*BRANO ASSEGNATO*.

━━━━━━━━━━━━━━━━

Nel 2019 è stato stabilito un triste record: quello della quantità di rifiuti elettronici prodotti in un solo anno. La quantità totale di rifiuti da apparecchiature elettroniche prodotti, infatti, è stata pari a 53,6 milioni di tonnellate nel mondo e solo il 17% di questi rifiuti è stato riciclato, mentre quasi tutto il resto è andato a finire in discarica o, semplicemente, non si sa che fine abbia fatto.

In tutto il mondo, infatti, tracciare la sorte dei dispositivi elettronici a fine vita è sempre più complicato e diversi rapporti dei corpi di Polizia di mezzo mondo iniziano a dimostrare che è già sorto un fiorente business dello smaltimento illegale di questi rifiuti speciali, che sono molto pericolosi a causa dei tanti elementi chimici inquinanti (in particolare il mercurio, ma non solo) usati per produrre l'elettronica che usiamo tutti i giorni.

Poiché il mercato di questi dispositivi è in forte crescita e alcuni Paesi molto popolosi, come l'India, sono ancora agli albori della digitalizzazione, è chiaro che il problema non può che crescere se non viene affrontato prima possibile. La previsione al 2030 è che la quantità di rifiuti prodotta in quell'anno sarà doppia rispetto a quella del 2014.

━━━━━━━━━━━━━━━━

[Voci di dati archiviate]
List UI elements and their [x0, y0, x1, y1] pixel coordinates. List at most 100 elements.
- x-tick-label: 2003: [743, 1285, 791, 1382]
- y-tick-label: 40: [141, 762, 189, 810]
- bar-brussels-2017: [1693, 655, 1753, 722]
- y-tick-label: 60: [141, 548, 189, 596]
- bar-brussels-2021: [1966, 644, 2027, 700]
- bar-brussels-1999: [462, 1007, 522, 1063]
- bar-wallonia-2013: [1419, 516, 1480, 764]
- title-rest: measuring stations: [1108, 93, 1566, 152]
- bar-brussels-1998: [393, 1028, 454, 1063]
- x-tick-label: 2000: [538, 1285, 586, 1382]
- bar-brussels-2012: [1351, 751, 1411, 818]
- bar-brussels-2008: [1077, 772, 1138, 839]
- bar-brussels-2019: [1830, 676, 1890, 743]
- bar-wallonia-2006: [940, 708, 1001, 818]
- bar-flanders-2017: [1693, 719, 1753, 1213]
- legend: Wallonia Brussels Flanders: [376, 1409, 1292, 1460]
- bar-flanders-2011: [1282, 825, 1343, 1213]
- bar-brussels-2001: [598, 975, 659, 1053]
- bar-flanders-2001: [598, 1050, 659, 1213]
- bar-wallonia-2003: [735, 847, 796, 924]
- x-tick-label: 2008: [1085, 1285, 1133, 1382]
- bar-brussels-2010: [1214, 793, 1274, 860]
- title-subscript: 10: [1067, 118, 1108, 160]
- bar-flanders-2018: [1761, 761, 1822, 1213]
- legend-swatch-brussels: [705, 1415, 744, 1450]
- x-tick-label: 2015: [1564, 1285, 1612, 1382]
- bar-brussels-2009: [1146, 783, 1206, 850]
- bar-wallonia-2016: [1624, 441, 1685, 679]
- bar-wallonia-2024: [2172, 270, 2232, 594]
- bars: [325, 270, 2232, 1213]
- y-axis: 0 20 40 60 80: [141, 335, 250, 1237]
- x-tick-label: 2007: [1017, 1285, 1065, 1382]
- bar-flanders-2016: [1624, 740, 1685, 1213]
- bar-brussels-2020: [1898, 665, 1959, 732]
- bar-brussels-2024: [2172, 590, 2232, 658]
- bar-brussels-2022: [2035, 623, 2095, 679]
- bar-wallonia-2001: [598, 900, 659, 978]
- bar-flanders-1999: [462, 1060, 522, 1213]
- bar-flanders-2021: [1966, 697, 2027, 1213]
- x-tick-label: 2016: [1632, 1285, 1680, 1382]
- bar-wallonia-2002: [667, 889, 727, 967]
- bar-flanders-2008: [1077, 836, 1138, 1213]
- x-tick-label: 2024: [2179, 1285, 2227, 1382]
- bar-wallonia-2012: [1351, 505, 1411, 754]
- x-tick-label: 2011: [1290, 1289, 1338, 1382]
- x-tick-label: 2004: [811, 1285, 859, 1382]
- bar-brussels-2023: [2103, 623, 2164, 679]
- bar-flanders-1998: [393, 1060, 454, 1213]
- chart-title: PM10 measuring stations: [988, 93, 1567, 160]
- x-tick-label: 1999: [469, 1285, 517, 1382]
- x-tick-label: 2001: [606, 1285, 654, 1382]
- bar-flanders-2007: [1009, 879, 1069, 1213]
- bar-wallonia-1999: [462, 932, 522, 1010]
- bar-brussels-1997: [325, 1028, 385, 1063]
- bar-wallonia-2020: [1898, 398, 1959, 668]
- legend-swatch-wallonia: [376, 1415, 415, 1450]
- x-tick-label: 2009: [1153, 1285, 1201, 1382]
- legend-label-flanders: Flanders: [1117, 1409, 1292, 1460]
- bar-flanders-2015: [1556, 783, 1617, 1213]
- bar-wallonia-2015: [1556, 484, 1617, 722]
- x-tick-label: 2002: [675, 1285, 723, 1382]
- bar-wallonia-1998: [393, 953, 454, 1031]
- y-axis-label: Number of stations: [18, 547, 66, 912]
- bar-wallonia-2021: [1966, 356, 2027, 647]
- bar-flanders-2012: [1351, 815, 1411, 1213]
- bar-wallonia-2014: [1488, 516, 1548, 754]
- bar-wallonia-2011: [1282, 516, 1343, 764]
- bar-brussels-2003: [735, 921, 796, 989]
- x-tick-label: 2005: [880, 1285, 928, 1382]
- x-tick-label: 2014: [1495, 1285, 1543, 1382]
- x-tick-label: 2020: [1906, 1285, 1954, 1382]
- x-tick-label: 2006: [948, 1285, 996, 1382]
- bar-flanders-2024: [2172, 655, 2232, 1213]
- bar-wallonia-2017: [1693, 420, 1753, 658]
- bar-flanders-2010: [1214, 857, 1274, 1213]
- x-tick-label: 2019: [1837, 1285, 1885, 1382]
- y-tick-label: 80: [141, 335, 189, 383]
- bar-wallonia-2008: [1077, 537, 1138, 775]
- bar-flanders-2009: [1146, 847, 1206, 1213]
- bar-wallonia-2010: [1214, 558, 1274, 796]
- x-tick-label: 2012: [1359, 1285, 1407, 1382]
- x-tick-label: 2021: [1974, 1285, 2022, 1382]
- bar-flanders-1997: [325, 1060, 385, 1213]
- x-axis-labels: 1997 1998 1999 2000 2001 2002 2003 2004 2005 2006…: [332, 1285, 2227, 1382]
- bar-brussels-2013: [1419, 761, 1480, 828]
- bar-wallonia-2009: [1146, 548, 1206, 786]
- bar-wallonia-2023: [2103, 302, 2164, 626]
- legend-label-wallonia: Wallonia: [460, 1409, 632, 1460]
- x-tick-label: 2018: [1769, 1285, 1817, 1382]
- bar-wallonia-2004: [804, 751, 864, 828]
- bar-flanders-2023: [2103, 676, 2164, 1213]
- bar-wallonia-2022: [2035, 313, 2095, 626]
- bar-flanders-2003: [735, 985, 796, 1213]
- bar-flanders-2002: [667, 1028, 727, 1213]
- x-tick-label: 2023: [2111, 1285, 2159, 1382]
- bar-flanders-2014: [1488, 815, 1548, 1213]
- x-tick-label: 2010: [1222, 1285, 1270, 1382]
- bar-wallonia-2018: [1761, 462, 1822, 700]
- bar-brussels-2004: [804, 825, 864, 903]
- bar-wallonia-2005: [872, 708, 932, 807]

━━━━━━━━━━━━━━━━

*ORDINE DI LAVORO A*.
Secondo il brano sui rifiuti elettronici, quale percentuale dei rifiuti elettronici prodotti nel 2019 è stata riciclata?
*ORDINE DI LAVORO B*.
Nel brano sui rifiuti elettronici, riscrivi il tratto da "Nel 2019 è stato" fino a "tutti i giorni.", scambiando "mercurio" con "piombo".
Le righe non servono per svolgere il lavoro.

*RISPOSTA SCRITTA A*.
Solo il 17%.

*RISPOSTA SCRITTA B*.
Nel 2019 è stato stabilito un triste record: quello della quantità di rifiuti elettronici prodotti in un solo anno. La quantità totale di rifiuti da apparecchiature elettroniche prodotti, infatti, è stata pari a 53,6 milioni di tonnellate nel mondo e solo il 17% di questi rifiuti è stato riciclato, mentre quasi tutto il resto è andato a finire in discarica o, semplicemente, non si sa che fine abbia fatto.

In tutto il mondo, infatti, tracciare la sorte dei dispositivi elettronici a fine vita è sempre più complicato e diversi rapporti dei corpi di Polizia di mezzo mondo iniziano a dimostrare che è già sorto un fiorente business dello smaltimento illegale di questi rifiuti speciali, che sono molto pericolosi a causa dei tanti elementi chimici inquinanti (in particolare il piombo, ma non solo) usati per produrre l'elettronica che usiamo tutti i giorni.